Your task:
From the records below, copy every line that contains the word "image".

Record extracts:

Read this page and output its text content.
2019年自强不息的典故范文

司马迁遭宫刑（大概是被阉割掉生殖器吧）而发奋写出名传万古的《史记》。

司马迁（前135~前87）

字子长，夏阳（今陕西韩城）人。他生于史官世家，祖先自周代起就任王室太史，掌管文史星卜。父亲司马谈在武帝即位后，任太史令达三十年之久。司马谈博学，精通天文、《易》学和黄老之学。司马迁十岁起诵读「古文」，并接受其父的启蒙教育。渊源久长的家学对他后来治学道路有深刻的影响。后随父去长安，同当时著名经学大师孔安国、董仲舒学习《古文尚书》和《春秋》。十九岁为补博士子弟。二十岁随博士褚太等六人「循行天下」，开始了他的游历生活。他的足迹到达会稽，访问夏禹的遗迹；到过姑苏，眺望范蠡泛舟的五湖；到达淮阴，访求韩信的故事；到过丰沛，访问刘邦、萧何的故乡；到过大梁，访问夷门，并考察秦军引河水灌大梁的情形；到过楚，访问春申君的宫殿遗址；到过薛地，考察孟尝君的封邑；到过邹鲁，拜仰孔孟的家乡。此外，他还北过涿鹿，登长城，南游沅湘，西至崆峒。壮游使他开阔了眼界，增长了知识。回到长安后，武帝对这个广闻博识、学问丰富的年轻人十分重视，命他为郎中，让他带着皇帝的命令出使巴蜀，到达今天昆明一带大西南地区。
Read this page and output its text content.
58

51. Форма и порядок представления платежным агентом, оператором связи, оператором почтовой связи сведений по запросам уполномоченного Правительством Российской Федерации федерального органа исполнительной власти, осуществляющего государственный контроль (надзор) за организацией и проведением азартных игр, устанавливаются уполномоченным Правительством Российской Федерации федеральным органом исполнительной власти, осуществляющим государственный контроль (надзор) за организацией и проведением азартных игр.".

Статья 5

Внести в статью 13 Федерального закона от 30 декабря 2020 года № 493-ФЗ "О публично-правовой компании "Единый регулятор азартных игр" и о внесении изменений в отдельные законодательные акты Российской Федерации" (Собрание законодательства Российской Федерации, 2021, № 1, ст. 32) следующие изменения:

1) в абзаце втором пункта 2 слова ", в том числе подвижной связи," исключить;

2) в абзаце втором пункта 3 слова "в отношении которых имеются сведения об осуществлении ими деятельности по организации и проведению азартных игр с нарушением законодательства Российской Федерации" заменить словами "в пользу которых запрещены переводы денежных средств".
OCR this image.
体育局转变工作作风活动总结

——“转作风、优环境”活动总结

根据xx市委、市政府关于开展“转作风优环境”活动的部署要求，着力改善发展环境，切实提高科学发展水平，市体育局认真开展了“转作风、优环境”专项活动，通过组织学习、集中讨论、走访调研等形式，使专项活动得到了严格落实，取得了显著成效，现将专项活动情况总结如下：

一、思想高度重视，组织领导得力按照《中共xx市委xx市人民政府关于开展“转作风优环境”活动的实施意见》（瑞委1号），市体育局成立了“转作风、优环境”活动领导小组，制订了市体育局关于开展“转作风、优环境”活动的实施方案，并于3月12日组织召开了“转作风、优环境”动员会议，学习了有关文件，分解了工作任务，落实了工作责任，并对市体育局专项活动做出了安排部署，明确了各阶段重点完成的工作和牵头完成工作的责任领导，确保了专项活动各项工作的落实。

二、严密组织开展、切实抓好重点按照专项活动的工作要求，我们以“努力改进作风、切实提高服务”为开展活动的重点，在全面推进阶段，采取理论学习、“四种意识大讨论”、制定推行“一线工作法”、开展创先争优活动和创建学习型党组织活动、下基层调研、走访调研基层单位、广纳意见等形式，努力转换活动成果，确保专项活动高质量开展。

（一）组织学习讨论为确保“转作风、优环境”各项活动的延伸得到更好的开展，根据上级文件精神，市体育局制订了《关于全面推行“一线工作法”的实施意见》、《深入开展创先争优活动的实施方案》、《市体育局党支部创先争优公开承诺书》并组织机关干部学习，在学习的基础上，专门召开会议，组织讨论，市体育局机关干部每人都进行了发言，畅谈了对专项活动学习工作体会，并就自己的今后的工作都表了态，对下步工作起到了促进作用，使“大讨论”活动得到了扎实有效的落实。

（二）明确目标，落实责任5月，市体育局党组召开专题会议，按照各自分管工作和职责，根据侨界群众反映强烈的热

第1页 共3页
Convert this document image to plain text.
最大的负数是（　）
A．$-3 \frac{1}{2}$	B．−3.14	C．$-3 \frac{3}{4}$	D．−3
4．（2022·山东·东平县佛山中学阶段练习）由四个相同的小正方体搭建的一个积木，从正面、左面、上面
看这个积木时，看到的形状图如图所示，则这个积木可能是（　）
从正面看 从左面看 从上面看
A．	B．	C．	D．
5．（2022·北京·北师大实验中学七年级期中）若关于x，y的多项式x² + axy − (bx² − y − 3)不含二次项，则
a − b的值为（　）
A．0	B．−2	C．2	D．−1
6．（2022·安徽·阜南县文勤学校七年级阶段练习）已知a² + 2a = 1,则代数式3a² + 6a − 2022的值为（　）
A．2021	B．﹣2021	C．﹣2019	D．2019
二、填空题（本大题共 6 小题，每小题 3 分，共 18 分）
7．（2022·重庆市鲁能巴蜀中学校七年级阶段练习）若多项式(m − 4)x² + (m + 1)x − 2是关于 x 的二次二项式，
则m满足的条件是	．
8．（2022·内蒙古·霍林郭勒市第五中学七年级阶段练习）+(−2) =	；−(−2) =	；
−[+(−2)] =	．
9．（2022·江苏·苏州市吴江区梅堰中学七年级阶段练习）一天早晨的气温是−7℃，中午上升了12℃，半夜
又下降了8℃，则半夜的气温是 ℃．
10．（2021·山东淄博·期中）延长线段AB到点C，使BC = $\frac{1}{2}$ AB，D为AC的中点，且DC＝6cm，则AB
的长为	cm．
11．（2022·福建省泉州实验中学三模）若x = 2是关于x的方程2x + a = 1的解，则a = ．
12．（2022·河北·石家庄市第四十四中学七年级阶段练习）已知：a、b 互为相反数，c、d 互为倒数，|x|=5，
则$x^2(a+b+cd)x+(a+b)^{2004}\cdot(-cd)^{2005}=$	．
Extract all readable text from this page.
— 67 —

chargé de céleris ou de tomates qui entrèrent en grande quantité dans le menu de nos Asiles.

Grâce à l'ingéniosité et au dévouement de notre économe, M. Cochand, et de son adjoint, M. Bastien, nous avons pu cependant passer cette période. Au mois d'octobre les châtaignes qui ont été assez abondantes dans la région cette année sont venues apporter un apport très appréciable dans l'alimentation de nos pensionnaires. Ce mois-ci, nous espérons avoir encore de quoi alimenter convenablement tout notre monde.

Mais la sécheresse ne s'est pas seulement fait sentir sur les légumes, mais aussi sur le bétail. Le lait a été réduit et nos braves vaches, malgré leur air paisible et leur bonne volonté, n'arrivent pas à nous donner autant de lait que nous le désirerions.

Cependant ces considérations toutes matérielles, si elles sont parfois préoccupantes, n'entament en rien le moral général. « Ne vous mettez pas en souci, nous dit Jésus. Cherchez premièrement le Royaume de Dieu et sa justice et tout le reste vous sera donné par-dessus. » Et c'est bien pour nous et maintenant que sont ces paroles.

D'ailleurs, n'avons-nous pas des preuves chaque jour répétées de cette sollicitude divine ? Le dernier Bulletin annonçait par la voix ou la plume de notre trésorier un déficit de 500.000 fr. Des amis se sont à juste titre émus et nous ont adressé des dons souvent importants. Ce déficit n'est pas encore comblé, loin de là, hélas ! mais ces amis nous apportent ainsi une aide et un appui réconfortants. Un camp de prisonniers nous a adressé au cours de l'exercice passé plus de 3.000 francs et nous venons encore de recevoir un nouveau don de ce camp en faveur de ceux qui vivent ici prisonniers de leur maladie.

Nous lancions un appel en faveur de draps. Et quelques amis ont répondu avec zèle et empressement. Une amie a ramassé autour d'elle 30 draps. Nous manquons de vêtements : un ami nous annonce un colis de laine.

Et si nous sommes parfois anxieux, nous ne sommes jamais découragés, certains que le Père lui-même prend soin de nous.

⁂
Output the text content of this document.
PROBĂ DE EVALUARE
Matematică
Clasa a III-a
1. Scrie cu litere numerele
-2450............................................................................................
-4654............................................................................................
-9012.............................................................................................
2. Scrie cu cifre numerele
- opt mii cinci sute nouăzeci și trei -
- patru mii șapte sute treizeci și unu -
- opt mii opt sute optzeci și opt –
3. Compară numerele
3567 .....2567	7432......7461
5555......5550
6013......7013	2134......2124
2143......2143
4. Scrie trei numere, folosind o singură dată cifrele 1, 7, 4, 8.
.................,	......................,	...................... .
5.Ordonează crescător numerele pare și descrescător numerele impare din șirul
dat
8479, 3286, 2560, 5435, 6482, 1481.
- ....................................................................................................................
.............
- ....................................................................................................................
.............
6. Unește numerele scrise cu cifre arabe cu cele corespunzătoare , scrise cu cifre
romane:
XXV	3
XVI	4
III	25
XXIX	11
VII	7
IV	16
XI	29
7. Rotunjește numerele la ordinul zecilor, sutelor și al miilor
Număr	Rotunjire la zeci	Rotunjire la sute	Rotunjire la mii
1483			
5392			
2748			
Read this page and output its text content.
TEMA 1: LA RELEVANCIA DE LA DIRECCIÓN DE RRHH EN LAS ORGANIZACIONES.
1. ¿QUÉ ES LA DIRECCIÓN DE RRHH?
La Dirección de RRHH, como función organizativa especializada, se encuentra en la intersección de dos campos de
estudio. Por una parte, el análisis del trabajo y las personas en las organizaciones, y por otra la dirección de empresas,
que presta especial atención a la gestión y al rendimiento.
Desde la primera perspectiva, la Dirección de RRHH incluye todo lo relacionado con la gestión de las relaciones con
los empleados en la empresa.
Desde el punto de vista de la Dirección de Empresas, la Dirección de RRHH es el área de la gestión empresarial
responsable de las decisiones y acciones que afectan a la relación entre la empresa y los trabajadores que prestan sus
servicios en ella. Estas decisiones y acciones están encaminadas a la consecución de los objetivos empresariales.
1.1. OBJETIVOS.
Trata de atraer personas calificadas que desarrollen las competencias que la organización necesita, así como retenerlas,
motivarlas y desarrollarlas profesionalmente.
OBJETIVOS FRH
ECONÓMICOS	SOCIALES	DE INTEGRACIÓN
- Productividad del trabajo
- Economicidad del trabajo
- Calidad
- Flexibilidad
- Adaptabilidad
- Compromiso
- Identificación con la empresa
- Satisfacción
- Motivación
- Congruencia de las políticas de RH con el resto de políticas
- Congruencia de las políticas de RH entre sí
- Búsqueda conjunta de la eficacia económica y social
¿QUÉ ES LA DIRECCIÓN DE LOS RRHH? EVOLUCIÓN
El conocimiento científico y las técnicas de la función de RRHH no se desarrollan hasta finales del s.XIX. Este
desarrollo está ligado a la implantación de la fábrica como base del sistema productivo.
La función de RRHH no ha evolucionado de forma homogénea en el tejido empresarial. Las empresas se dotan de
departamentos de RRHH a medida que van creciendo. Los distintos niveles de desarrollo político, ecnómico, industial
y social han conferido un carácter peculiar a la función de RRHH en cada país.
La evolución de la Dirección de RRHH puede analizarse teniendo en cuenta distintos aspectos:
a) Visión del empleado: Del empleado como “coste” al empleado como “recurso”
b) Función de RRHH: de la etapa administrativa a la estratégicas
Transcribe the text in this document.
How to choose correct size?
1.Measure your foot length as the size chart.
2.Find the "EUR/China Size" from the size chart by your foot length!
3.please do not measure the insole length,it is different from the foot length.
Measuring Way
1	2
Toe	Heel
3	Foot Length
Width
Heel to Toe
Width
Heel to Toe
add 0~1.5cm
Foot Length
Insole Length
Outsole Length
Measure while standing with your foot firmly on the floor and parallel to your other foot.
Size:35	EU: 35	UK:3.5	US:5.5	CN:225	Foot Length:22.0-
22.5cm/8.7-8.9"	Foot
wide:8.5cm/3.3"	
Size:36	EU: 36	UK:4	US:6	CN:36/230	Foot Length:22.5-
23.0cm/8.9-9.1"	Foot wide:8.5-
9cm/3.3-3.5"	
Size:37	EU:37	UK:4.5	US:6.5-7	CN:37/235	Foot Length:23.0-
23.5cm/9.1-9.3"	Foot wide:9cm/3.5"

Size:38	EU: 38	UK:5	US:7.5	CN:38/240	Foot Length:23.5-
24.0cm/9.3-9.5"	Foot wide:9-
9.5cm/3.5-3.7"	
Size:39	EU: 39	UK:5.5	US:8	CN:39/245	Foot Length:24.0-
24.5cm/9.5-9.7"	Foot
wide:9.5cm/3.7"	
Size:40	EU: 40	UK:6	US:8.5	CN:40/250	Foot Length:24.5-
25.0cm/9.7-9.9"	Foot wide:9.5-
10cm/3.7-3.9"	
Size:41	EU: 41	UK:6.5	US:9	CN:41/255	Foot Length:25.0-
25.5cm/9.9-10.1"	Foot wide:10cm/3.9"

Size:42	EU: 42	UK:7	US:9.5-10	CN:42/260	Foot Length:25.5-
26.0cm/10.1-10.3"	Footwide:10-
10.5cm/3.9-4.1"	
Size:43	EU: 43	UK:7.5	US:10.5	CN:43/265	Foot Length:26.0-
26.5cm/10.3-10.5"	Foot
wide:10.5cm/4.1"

Answer below:
OCR this image.
Convert this document image to plain text.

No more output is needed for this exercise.